* [TASK PROMPT]: Each entry in the listing below should be restated word for word.

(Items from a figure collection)
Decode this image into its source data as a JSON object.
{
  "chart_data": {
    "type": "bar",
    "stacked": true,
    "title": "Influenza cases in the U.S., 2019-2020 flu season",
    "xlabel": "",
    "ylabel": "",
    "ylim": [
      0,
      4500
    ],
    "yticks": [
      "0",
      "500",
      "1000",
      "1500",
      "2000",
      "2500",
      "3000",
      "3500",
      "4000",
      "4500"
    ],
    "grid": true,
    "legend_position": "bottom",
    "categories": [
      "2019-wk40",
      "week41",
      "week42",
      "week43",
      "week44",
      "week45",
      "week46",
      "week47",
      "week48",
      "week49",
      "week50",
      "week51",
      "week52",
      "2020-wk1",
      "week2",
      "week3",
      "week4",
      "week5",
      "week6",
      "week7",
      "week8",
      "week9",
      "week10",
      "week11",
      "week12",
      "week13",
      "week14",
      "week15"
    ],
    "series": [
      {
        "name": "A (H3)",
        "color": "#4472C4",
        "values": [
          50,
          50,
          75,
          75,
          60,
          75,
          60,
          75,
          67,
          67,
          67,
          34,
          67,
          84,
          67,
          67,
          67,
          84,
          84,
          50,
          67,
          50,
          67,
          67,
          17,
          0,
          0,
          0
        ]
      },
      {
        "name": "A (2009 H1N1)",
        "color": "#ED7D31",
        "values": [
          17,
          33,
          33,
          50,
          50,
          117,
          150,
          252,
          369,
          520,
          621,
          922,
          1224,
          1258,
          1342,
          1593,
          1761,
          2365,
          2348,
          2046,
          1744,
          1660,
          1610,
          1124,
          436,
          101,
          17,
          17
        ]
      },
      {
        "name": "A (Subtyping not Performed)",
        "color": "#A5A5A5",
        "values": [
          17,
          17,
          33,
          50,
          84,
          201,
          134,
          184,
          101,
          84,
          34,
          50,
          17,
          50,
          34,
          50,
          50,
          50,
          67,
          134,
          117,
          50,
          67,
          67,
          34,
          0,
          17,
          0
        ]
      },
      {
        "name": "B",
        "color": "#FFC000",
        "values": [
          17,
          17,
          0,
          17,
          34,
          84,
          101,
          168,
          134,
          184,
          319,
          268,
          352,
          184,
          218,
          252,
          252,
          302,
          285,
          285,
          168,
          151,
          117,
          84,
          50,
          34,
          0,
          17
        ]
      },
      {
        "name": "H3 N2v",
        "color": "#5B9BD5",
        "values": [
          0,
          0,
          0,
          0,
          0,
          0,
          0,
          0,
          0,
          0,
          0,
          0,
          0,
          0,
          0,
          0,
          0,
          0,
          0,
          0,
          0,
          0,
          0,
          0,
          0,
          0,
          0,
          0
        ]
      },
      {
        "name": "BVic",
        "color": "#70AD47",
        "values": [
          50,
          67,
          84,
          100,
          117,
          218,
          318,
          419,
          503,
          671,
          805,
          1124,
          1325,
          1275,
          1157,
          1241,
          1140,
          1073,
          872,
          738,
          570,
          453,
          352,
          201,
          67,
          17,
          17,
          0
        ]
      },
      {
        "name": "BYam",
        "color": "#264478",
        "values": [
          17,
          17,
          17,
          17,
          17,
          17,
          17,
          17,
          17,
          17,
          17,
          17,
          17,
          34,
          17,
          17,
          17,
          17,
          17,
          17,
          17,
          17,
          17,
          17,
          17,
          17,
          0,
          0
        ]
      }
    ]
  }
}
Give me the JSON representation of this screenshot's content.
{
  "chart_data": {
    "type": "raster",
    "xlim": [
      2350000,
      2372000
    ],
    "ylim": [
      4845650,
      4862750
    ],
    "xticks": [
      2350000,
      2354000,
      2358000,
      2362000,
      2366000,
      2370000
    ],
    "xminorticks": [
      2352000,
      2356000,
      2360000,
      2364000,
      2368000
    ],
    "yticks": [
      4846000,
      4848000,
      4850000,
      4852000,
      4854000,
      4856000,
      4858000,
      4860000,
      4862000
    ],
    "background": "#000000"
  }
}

* [RESPONSE TO THE TASK]:
Decode this image into its source data as a JSON object.
{
  "chart_data": {
    "type": "bar",
    "stacked": true,
    "title": "Influenza cases in the U.S., 2019-2020 flu season",
    "xlabel": "",
    "ylabel": "",
    "ylim": [
      0,
      4500
    ],
    "yticks": [
      "0",
      "500",
      "1000",
      "1500",
      "2000",
      "2500",
      "3000",
      "3500",
      "4000",
      "4500"
    ],
    "grid": true,
    "legend_position": "bottom",
    "categories": [
      "2019-wk40",
      "week41",
      "week42",
      "week43",
      "week44",
      "week45",
      "week46",
      "week47",
      "week48",
      "week49",
      "week50",
      "week51",
      "week52",
      "2020-wk1",
      "week2",
      "week3",
      "week4",
      "week5",
      "week6",
      "week7",
      "week8",
      "week9",
      "week10",
      "week11",
      "week12",
      "week13",
      "week14",
      "week15"
    ],
    "series": [
      {
        "name": "A (H3)",
        "color": "#4472C4",
        "values": [
          50,
          50,
          75,
          75,
          60,
          75,
          60,
          75,
          67,
          67,
          67,
          34,
          67,
          84,
          67,
          67,
          67,
          84,
          84,
          50,
          67,
          50,
          67,
          67,
          17,
          0,
          0,
          0
        ]
      },
      {
        "name": "A (2009 H1N1)",
        "color": "#ED7D31",
        "values": [
          17,
          33,
          33,
          50,
          50,
          117,
          150,
          252,
          369,
          520,
          621,
          922,
          1224,
          1258,
          1342,
          1593,
          1761,
          2365,
          2348,
          2046,
          1744,
          1660,
          1610,
          1124,
          436,
          101,
          17,
          17
        ]
      },
      {
        "name": "A (Subtyping not Performed)",
        "color": "#A5A5A5",
        "values": [
          17,
          17,
          33,
          50,
          84,
          201,
          134,
          184,
          101,
          84,
          34,
          50,
          17,
          50,
          34,
          50,
          50,
          50,
          67,
          134,
          117,
          50,
          67,
          67,
          34,
          0,
          17,
          0
        ]
      },
      {
        "name": "B",
        "color": "#FFC000",
        "values": [
          17,
          17,
          0,
          17,
          34,
          84,
          101,
          168,
          134,
          184,
          319,
          268,
          352,
          184,
          218,
          252,
          252,
          302,
          285,
          285,
          168,
          151,
          117,
          84,
          50,
          34,
          0,
          17
        ]
      },
      {
        "name": "H3 N2v",
        "color": "#5B9BD5",
        "values": [
          0,
          0,
          0,
          0,
          0,
          0,
          0,
          0,
          0,
          0,
          0,
          0,
          0,
          0,
          0,
          0,
          0,
          0,
          0,
          0,
          0,
          0,
          0,
          0,
          0,
          0,
          0,
          0
        ]
      },
      {
        "name": "BVic",
        "color": "#70AD47",
        "values": [
          50,
          67,
          84,
          100,
          117,
          218,
          318,
          419,
          503,
          671,
          805,
          1124,
          1325,
          1275,
          1157,
          1241,
          1140,
          1073,
          872,
          738,
          570,
          453,
          352,
          201,
          67,
          17,
          17,
          0
        ]
      },
      {
        "name": "BYam",
        "color": "#264478",
        "values": [
          17,
          17,
          17,
          17,
          17,
          17,
          17,
          17,
          17,
          17,
          17,
          17,
          17,
          34,
          17,
          17,
          17,
          17,
          17,
          17,
          17,
          17,
          17,
          17,
          17,
          17,
          0,
          0
        ]
      }
    ]
  }
}
Give me the JSON representation of this screenshot's content.
{
  "chart_data": {
    "type": "raster",
    "xlim": [
      2350000,
      2372000
    ],
    "ylim": [
      4845650,
      4862750
    ],
    "xticks": [
      2350000,
      2354000,
      2358000,
      2362000,
      2366000,
      2370000
    ],
    "xminorticks": [
      2352000,
      2356000,
      2360000,
      2364000,
      2368000
    ],
    "yticks": [
      4846000,
      4848000,
      4850000,
      4852000,
      4854000,
      4856000,
      4858000,
      4860000,
      4862000
    ],
    "background": "#000000"
  }
}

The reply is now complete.